_Challenge_
Copy every line from the material below that holds "زاویه".

-------- Information given

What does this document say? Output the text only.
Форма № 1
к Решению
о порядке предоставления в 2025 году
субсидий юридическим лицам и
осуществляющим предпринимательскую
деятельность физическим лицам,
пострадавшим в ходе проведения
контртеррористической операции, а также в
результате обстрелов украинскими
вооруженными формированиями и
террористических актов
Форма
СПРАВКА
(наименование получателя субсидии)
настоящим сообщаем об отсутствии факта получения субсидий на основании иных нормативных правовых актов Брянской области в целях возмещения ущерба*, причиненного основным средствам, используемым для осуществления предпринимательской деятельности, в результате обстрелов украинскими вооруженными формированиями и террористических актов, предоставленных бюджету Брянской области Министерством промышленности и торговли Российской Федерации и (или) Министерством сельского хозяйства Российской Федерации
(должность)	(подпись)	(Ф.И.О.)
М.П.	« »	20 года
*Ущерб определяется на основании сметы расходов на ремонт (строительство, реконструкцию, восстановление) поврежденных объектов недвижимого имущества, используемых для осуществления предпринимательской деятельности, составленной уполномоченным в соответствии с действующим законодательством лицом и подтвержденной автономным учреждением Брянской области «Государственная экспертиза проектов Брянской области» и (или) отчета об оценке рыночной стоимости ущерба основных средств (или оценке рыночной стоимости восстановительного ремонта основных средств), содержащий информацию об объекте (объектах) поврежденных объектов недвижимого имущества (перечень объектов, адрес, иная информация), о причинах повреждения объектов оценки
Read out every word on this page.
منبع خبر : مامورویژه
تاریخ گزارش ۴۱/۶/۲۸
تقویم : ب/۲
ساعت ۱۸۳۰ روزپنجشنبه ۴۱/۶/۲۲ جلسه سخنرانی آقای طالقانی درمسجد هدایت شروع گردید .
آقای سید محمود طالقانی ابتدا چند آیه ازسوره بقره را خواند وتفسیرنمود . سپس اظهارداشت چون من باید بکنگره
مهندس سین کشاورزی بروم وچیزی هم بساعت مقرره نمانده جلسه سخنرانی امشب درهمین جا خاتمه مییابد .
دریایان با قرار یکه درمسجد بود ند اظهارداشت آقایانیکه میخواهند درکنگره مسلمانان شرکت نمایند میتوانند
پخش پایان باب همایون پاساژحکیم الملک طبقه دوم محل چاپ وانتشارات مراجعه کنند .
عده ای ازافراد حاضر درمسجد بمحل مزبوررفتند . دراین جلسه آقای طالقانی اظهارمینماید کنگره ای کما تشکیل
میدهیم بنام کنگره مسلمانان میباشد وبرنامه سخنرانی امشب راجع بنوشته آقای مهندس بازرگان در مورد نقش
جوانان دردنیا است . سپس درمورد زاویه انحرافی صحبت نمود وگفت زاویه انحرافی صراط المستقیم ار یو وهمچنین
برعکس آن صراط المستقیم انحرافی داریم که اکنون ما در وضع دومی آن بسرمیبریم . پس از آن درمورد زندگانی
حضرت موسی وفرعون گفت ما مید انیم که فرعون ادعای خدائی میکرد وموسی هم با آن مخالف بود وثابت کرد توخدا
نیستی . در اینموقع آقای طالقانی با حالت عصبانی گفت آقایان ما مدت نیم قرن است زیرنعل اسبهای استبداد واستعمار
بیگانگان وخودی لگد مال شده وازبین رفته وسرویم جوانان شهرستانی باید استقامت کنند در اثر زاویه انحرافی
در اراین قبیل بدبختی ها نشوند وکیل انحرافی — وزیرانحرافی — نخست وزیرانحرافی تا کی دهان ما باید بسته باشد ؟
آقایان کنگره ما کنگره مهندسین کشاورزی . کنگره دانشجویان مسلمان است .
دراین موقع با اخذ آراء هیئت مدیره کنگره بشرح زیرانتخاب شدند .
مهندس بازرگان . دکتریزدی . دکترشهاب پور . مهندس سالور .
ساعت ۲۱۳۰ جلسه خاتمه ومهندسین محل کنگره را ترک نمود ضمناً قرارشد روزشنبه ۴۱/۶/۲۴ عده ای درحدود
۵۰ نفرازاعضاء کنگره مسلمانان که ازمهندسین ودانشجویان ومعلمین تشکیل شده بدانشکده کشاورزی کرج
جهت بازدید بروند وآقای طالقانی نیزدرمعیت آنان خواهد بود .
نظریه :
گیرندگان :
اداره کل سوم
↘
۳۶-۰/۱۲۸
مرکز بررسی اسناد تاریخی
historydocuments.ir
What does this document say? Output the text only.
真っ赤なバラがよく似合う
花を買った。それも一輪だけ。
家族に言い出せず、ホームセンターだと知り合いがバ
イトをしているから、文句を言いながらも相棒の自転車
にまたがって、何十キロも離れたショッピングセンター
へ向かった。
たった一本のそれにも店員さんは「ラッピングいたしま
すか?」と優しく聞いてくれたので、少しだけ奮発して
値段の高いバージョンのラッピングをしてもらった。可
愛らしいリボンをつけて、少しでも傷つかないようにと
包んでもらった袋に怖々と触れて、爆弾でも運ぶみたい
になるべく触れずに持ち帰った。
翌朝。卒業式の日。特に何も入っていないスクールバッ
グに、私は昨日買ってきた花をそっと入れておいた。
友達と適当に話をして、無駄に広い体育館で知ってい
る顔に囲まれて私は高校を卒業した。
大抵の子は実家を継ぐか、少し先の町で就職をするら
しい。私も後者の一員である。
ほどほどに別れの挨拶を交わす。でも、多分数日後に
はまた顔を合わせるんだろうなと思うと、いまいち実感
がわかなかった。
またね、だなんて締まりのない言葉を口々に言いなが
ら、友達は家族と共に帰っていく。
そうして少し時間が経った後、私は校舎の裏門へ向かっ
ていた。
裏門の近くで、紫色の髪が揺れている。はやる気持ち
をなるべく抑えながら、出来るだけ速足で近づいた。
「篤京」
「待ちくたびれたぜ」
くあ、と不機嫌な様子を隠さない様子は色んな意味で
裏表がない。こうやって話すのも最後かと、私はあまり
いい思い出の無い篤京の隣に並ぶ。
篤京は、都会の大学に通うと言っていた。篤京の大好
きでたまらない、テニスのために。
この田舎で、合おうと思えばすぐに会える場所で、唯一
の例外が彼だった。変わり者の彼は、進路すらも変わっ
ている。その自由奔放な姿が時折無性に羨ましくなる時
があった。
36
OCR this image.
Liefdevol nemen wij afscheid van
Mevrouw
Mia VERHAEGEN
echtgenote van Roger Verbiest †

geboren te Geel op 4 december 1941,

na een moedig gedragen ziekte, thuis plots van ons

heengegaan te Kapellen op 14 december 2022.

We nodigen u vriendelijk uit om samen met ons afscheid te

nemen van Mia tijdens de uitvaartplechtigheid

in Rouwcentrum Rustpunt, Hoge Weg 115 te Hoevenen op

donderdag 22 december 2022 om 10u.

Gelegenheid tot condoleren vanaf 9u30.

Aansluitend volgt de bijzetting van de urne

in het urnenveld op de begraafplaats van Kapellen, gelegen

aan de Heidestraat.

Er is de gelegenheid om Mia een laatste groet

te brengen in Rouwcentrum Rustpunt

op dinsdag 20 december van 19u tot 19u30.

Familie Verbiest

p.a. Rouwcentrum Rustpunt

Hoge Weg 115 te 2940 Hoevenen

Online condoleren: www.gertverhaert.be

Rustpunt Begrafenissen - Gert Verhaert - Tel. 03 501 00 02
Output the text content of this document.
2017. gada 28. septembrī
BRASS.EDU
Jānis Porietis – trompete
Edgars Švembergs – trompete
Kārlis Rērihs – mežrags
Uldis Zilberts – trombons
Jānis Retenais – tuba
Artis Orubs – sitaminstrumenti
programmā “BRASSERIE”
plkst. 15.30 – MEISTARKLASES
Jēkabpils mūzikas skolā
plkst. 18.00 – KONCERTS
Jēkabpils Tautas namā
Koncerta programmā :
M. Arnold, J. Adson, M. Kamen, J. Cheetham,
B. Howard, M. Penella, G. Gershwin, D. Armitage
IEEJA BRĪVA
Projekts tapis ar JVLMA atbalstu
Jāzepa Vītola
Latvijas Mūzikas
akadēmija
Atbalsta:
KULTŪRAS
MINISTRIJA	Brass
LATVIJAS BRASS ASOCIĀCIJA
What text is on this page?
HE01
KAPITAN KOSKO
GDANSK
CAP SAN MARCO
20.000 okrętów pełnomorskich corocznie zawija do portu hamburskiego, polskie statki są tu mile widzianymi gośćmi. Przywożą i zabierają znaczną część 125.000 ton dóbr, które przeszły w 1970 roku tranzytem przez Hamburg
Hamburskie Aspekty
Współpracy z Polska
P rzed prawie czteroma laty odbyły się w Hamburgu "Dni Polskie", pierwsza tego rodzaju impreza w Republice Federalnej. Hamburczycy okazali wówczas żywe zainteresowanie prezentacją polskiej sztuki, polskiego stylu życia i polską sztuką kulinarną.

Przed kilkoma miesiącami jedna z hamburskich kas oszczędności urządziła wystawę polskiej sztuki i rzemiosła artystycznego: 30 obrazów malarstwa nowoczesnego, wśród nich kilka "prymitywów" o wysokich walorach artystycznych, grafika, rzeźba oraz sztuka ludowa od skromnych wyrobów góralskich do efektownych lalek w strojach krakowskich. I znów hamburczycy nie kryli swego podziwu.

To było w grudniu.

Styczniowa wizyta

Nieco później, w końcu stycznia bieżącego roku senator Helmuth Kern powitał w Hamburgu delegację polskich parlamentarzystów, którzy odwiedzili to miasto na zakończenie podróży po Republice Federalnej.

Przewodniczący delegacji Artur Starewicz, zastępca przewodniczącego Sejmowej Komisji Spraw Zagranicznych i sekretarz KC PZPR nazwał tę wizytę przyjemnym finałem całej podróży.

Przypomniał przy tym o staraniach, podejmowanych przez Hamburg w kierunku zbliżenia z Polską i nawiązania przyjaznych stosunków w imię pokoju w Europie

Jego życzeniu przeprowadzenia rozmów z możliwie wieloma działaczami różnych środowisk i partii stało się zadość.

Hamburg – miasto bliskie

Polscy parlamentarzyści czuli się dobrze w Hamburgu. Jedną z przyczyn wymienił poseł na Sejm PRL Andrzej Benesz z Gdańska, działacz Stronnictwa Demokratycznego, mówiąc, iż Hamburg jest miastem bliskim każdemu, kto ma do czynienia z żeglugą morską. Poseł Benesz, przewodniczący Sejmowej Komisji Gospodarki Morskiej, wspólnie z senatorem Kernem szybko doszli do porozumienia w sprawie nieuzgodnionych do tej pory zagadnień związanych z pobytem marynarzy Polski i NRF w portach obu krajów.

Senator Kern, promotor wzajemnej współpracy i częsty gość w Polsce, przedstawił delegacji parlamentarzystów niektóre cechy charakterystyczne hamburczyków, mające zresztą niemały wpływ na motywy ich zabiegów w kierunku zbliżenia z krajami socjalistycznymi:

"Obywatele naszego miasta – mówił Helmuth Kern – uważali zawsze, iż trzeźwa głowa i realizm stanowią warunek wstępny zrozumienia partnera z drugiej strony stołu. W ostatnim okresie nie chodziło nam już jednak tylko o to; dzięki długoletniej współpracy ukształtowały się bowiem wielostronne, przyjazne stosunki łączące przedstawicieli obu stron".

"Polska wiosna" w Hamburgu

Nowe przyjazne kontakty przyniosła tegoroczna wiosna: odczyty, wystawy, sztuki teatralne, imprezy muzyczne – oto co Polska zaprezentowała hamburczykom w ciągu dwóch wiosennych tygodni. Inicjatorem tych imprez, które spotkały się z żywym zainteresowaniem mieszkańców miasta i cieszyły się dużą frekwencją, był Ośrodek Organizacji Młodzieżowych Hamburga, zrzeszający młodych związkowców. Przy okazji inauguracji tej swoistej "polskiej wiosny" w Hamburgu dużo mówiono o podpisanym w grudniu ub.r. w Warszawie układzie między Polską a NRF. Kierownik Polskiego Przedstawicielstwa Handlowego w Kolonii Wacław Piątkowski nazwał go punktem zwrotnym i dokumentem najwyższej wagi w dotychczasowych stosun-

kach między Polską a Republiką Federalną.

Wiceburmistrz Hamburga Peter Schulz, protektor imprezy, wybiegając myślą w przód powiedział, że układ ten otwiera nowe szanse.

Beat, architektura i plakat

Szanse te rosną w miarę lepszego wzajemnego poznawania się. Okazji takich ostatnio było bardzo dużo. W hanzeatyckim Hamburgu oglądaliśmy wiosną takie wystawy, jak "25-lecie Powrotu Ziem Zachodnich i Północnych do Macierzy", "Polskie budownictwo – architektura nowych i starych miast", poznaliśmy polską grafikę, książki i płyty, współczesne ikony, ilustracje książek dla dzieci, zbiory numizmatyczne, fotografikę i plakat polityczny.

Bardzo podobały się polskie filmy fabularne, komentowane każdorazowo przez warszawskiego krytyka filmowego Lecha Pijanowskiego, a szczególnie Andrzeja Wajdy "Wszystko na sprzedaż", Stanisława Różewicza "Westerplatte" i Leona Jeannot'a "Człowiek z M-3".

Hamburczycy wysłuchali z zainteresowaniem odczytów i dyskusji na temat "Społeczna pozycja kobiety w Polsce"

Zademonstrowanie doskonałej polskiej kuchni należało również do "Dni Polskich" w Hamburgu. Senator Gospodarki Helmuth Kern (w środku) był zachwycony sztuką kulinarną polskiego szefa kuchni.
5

----------------

_Response_
جوانان دردنیا است . سپس درمورد زاویه انحرافی صحبت نمود وگفت زاویه انحرافی صراط المستقیم ار یو وهمچنین
بیگانگان وخودی لگد مال شده وازبین رفته وسرویم جوانان شهرستانی باید استقامت کنند در اثر زاویه انحرافی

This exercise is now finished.